● Work to do
Each line of the listing must be transcribed exactly, except for the images, which should be excluded.

[Items listed in a dataset]
------------------------------------------------
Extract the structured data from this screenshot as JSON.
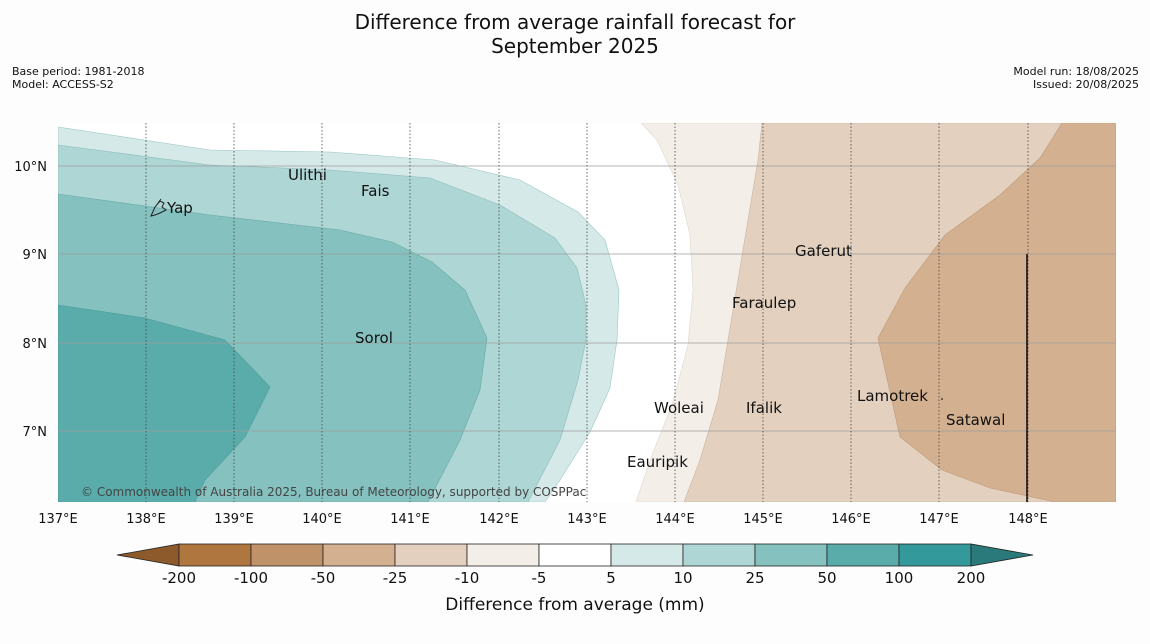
{
  "title_line1": "Difference from average rainfall forecast for",
  "title_line2": "September 2025",
  "meta_left": [
    "Base period: 1981-2018",
    "Model: ACCESS-S2"
  ],
  "meta_right": [
    "Model run: 18/08/2025",
    "Issued: 20/08/2025"
  ],
  "lon_labels": [
    "137°E",
    "138°E",
    "139°E",
    "140°E",
    "141°E",
    "142°E",
    "143°E",
    "144°E",
    "145°E",
    "146°E",
    "147°E",
    "148°E"
  ],
  "lat_labels": [
    "10°N",
    "9°N",
    "8°N",
    "7°N"
  ],
  "places": [
    {
      "name": "Ulithi",
      "lon": 139.75,
      "lat": 9.95
    },
    {
      "name": "Fais",
      "lon": 140.45,
      "lat": 9.8
    },
    {
      "name": "Yap",
      "lon": 138.2,
      "lat": 9.5
    },
    {
      "name": "Gaferut",
      "lon": 145.35,
      "lat": 9.1
    },
    {
      "name": "Faraulep",
      "lon": 144.6,
      "lat": 8.5
    },
    {
      "name": "Sorol",
      "lon": 140.4,
      "lat": 8.1
    },
    {
      "name": "Woleai",
      "lon": 143.8,
      "lat": 7.35
    },
    {
      "name": "Ifalik",
      "lon": 144.75,
      "lat": 7.32
    },
    {
      "name": "Lamotrek",
      "lon": 145.95,
      "lat": 7.45
    },
    {
      "name": "Satawal",
      "lon": 147.1,
      "lat": 7.2
    },
    {
      "name": "Eauripik",
      "lon": 143.45,
      "lat": 6.72
    }
  ],
  "copyright": "© Commonwealth of Australia 2025, Bureau of Meteorology, supported by COSPPac",
  "colorbar": {
    "ticks": [
      "-200",
      "-100",
      "-50",
      "-25",
      "-10",
      "-5",
      "5",
      "10",
      "25",
      "50",
      "100",
      "200"
    ],
    "colors": [
      "#b07640",
      "#c0926a",
      "#d3b090",
      "#e3d0be",
      "#f3eee8",
      "#ffffff",
      "#d5e9e8",
      "#add6d5",
      "#84c1bf",
      "#5aacab",
      "#34999a"
    ],
    "extend_low_color": "#8c5a2b",
    "extend_high_color": "#2a7a7b",
    "label": "Difference from average (mm)"
  }
}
------------------------------------------------
● Output for this task
Extract the structured data from this screenshot as JSON.
{
  "title_line1": "Difference from average rainfall forecast for",
  "title_line2": "September 2025",
  "meta_left": [
    "Base period: 1981-2018",
    "Model: ACCESS-S2"
  ],
  "meta_right": [
    "Model run: 18/08/2025",
    "Issued: 20/08/2025"
  ],
  "lon_labels": [
    "137°E",
    "138°E",
    "139°E",
    "140°E",
    "141°E",
    "142°E",
    "143°E",
    "144°E",
    "145°E",
    "146°E",
    "147°E",
    "148°E"
  ],
  "lat_labels": [
    "10°N",
    "9°N",
    "8°N",
    "7°N"
  ],
  "places": [
    {
      "name": "Ulithi",
      "lon": 139.75,
      "lat": 9.95
    },
    {
      "name": "Fais",
      "lon": 140.45,
      "lat": 9.8
    },
    {
      "name": "Yap",
      "lon": 138.2,
      "lat": 9.5
    },
    {
      "name": "Gaferut",
      "lon": 145.35,
      "lat": 9.1
    },
    {
      "name": "Faraulep",
      "lon": 144.6,
      "lat": 8.5
    },
    {
      "name": "Sorol",
      "lon": 140.4,
      "lat": 8.1
    },
    {
      "name": "Woleai",
      "lon": 143.8,
      "lat": 7.35
    },
    {
      "name": "Ifalik",
      "lon": 144.75,
      "lat": 7.32
    },
    {
      "name": "Lamotrek",
      "lon": 145.95,
      "lat": 7.45
    },
    {
      "name": "Satawal",
      "lon": 147.1,
      "lat": 7.2
    },
    {
      "name": "Eauripik",
      "lon": 143.45,
      "lat": 6.72
    }
  ],
  "copyright": "© Commonwealth of Australia 2025, Bureau of Meteorology, supported by COSPPac",
  "colorbar": {
    "ticks": [
      "-200",
      "-100",
      "-50",
      "-25",
      "-10",
      "-5",
      "5",
      "10",
      "25",
      "50",
      "100",
      "200"
    ],
    "colors": [
      "#b07640",
      "#c0926a",
      "#d3b090",
      "#e3d0be",
      "#f3eee8",
      "#ffffff",
      "#d5e9e8",
      "#add6d5",
      "#84c1bf",
      "#5aacab",
      "#34999a"
    ],
    "extend_low_color": "#8c5a2b",
    "extend_high_color": "#2a7a7b",
    "label": "Difference from average (mm)"
  }
}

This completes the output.